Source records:
* * * * * * *

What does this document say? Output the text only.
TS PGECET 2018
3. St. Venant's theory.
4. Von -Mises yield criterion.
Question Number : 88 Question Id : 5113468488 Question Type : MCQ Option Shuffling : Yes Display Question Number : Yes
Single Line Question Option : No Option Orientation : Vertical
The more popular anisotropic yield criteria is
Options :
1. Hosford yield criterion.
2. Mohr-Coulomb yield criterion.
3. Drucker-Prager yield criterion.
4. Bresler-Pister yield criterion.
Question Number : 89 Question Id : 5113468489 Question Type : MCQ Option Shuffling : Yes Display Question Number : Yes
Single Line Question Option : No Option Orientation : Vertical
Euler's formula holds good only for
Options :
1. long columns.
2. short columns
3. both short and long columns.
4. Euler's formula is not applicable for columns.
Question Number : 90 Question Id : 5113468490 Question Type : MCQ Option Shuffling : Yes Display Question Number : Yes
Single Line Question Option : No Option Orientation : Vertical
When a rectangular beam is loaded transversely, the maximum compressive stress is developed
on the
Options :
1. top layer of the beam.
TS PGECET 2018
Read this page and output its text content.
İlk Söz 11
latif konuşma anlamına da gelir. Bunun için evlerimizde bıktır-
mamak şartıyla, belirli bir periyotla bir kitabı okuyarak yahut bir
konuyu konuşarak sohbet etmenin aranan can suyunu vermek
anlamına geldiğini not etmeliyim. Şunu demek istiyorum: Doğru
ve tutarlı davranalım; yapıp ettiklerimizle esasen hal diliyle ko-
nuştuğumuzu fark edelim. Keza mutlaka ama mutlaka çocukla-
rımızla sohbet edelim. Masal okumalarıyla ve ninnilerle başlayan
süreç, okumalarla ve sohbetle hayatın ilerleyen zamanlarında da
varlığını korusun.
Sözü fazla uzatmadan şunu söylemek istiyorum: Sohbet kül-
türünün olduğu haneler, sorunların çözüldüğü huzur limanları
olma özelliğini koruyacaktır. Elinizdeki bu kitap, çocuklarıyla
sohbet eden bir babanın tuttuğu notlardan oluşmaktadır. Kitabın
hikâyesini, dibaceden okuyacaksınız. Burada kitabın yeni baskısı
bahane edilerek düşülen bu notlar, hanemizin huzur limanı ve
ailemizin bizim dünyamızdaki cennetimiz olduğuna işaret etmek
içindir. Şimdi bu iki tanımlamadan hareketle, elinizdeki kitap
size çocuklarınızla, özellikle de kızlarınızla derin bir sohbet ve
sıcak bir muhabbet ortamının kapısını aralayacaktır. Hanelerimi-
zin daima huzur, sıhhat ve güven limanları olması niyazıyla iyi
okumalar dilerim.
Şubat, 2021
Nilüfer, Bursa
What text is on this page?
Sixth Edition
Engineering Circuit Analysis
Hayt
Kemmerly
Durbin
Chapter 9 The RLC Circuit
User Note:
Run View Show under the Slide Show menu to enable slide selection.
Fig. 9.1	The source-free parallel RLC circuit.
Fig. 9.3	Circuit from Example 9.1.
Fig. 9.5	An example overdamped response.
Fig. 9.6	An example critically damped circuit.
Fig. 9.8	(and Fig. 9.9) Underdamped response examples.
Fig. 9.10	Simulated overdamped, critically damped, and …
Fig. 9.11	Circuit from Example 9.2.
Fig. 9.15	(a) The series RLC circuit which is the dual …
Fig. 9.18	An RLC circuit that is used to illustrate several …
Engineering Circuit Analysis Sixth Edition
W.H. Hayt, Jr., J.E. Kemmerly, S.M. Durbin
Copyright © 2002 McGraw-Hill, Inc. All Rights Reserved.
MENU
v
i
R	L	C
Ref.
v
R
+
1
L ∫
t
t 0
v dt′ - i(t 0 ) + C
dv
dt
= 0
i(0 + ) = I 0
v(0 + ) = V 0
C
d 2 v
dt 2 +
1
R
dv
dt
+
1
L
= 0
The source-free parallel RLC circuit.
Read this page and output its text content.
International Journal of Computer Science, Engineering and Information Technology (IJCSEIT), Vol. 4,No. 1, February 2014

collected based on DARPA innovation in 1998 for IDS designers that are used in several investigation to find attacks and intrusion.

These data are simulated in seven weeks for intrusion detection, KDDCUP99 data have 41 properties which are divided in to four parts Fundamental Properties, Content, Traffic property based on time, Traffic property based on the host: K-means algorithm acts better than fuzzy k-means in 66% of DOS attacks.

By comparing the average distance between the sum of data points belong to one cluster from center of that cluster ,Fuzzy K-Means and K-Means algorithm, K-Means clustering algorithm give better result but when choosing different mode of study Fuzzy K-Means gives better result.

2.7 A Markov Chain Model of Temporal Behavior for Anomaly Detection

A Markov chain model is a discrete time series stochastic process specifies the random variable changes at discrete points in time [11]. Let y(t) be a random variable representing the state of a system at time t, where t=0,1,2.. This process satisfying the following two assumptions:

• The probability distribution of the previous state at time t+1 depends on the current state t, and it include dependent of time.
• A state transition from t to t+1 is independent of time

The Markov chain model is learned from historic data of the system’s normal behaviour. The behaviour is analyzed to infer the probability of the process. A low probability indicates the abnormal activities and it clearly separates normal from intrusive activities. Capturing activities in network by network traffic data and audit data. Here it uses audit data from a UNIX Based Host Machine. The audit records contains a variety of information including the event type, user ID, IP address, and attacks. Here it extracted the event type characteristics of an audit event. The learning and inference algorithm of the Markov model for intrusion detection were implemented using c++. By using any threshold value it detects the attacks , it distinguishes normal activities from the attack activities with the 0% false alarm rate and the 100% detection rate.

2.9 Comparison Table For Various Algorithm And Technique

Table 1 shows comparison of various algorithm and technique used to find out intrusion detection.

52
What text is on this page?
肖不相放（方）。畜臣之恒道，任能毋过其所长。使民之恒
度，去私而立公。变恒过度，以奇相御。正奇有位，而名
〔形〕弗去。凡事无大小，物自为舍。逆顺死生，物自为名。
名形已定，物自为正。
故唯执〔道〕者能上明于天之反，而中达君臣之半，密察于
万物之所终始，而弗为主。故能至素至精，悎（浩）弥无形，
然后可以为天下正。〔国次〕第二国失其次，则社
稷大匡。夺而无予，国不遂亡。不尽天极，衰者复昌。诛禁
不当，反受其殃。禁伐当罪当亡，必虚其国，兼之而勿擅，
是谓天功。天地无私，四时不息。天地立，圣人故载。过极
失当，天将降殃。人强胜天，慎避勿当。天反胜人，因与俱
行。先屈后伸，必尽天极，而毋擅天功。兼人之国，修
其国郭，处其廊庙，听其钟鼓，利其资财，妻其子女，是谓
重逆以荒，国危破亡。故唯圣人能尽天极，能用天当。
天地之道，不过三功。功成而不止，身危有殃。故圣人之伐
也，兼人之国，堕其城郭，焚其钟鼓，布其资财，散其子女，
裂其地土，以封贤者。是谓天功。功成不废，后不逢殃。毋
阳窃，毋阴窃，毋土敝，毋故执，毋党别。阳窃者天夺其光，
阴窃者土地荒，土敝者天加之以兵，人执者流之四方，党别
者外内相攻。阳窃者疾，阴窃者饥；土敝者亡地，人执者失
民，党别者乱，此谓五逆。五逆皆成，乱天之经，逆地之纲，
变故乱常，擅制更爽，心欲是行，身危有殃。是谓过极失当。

* * * * * * *

> **What you should do**
Repeat every entry exactly as written above.

> **Task response**
What does this document say? Output the text only.
TS PGECET 2018
3. St. Venant's theory.
4. Von -Mises yield criterion.
Question Number : 88 Question Id : 5113468488 Question Type : MCQ Option Shuffling : Yes Display Question Number : Yes
Single Line Question Option : No Option Orientation : Vertical
The more popular anisotropic yield criteria is
Options :
1. Hosford yield criterion.
2. Mohr-Coulomb yield criterion.
3. Drucker-Prager yield criterion.
4. Bresler-Pister yield criterion.
Question Number : 89 Question Id : 5113468489 Question Type : MCQ Option Shuffling : Yes Display Question Number : Yes
Single Line Question Option : No Option Orientation : Vertical
Euler's formula holds good only for
Options :
1. long columns.
2. short columns
3. both short and long columns.
4. Euler's formula is not applicable for columns.
Question Number : 90 Question Id : 5113468490 Question Type : MCQ Option Shuffling : Yes Display Question Number : Yes
Single Line Question Option : No Option Orientation : Vertical
When a rectangular beam is loaded transversely, the maximum compressive stress is developed
on the
Options :
1. top layer of the beam.
TS PGECET 2018
Read this page and output its text content.
İlk Söz 11
latif konuşma anlamına da gelir. Bunun için evlerimizde bıktır-
mamak şartıyla, belirli bir periyotla bir kitabı okuyarak yahut bir
konuyu konuşarak sohbet etmenin aranan can suyunu vermek
anlamına geldiğini not etmeliyim. Şunu demek istiyorum: Doğru
ve tutarlı davranalım; yapıp ettiklerimizle esasen hal diliyle ko-
nuştuğumuzu fark edelim. Keza mutlaka ama mutlaka çocukla-
rımızla sohbet edelim. Masal okumalarıyla ve ninnilerle başlayan
süreç, okumalarla ve sohbetle hayatın ilerleyen zamanlarında da
varlığını korusun.
Sözü fazla uzatmadan şunu söylemek istiyorum: Sohbet kül-
türünün olduğu haneler, sorunların çözüldüğü huzur limanları
olma özelliğini koruyacaktır. Elinizdeki bu kitap, çocuklarıyla
sohbet eden bir babanın tuttuğu notlardan oluşmaktadır. Kitabın
hikâyesini, dibaceden okuyacaksınız. Burada kitabın yeni baskısı
bahane edilerek düşülen bu notlar, hanemizin huzur limanı ve
ailemizin bizim dünyamızdaki cennetimiz olduğuna işaret etmek
içindir. Şimdi bu iki tanımlamadan hareketle, elinizdeki kitap
size çocuklarınızla, özellikle de kızlarınızla derin bir sohbet ve
sıcak bir muhabbet ortamının kapısını aralayacaktır. Hanelerimi-
zin daima huzur, sıhhat ve güven limanları olması niyazıyla iyi
okumalar dilerim.
Şubat, 2021
Nilüfer, Bursa
What text is on this page?
Sixth Edition
Engineering Circuit Analysis
Hayt
Kemmerly
Durbin
Chapter 9 The RLC Circuit
User Note:
Run View Show under the Slide Show menu to enable slide selection.
Fig. 9.1	The source-free parallel RLC circuit.
Fig. 9.3	Circuit from Example 9.1.
Fig. 9.5	An example overdamped response.
Fig. 9.6	An example critically damped circuit.
Fig. 9.8	(and Fig. 9.9) Underdamped response examples.
Fig. 9.10	Simulated overdamped, critically damped, and …
Fig. 9.11	Circuit from Example 9.2.
Fig. 9.15	(a) The series RLC circuit which is the dual …
Fig. 9.18	An RLC circuit that is used to illustrate several …
Engineering Circuit Analysis Sixth Edition
W.H. Hayt, Jr., J.E. Kemmerly, S.M. Durbin
Copyright © 2002 McGraw-Hill, Inc. All Rights Reserved.
MENU
v
i
R	L	C
Ref.
v
R
+
1
L ∫
t
t 0
v dt′ - i(t 0 ) + C
dv
dt
= 0
i(0 + ) = I 0
v(0 + ) = V 0
C
d 2 v
dt 2 +
1
R
dv
dt
+
1
L
= 0
The source-free parallel RLC circuit.
Read this page and output its text content.
International Journal of Computer Science, Engineering and Information Technology (IJCSEIT), Vol. 4,No. 1, February 2014

collected based on DARPA innovation in 1998 for IDS designers that are used in several investigation to find attacks and intrusion.

These data are simulated in seven weeks for intrusion detection, KDDCUP99 data have 41 properties which are divided in to four parts Fundamental Properties, Content, Traffic property based on time, Traffic property based on the host: K-means algorithm acts better than fuzzy k-means in 66% of DOS attacks.

By comparing the average distance between the sum of data points belong to one cluster from center of that cluster ,Fuzzy K-Means and K-Means algorithm, K-Means clustering algorithm give better result but when choosing different mode of study Fuzzy K-Means gives better result.

2.7 A Markov Chain Model of Temporal Behavior for Anomaly Detection

A Markov chain model is a discrete time series stochastic process specifies the random variable changes at discrete points in time [11]. Let y(t) be a random variable representing the state of a system at time t, where t=0,1,2.. This process satisfying the following two assumptions:

• The probability distribution of the previous state at time t+1 depends on the current state t, and it include dependent of time.
• A state transition from t to t+1 is independent of time

The Markov chain model is learned from historic data of the system’s normal behaviour. The behaviour is analyzed to infer the probability of the process. A low probability indicates the abnormal activities and it clearly separates normal from intrusive activities. Capturing activities in network by network traffic data and audit data. Here it uses audit data from a UNIX Based Host Machine. The audit records contains a variety of information including the event type, user ID, IP address, and attacks. Here it extracted the event type characteristics of an audit event. The learning and inference algorithm of the Markov model for intrusion detection were implemented using c++. By using any threshold value it detects the attacks , it distinguishes normal activities from the attack activities with the 0% false alarm rate and the 100% detection rate.

2.9 Comparison Table For Various Algorithm And Technique

Table 1 shows comparison of various algorithm and technique used to find out intrusion detection.

52
What text is on this page?
肖不相放（方）。畜臣之恒道，任能毋过其所长。使民之恒
度，去私而立公。变恒过度，以奇相御。正奇有位，而名
〔形〕弗去。凡事无大小，物自为舍。逆顺死生，物自为名。
名形已定，物自为正。
故唯执〔道〕者能上明于天之反，而中达君臣之半，密察于
万物之所终始，而弗为主。故能至素至精，悎（浩）弥无形，
然后可以为天下正。〔国次〕第二国失其次，则社
稷大匡。夺而无予，国不遂亡。不尽天极，衰者复昌。诛禁
不当，反受其殃。禁伐当罪当亡，必虚其国，兼之而勿擅，
是谓天功。天地无私，四时不息。天地立，圣人故载。过极
失当，天将降殃。人强胜天，慎避勿当。天反胜人，因与俱
行。先屈后伸，必尽天极，而毋擅天功。兼人之国，修
其国郭，处其廊庙，听其钟鼓，利其资财，妻其子女，是谓
重逆以荒，国危破亡。故唯圣人能尽天极，能用天当。
天地之道，不过三功。功成而不止，身危有殃。故圣人之伐
也，兼人之国，堕其城郭，焚其钟鼓，布其资财，散其子女，
裂其地土，以封贤者。是谓天功。功成不废，后不逢殃。毋
阳窃，毋阴窃，毋土敝，毋故执，毋党别。阳窃者天夺其光，
阴窃者土地荒，土敝者天加之以兵，人执者流之四方，党别
者外内相攻。阳窃者疾，阴窃者饥；土敝者亡地，人执者失
民，党别者乱，此谓五逆。五逆皆成，乱天之经，逆地之纲，
变故乱常，擅制更爽，心欲是行，身危有殃。是谓过极失当。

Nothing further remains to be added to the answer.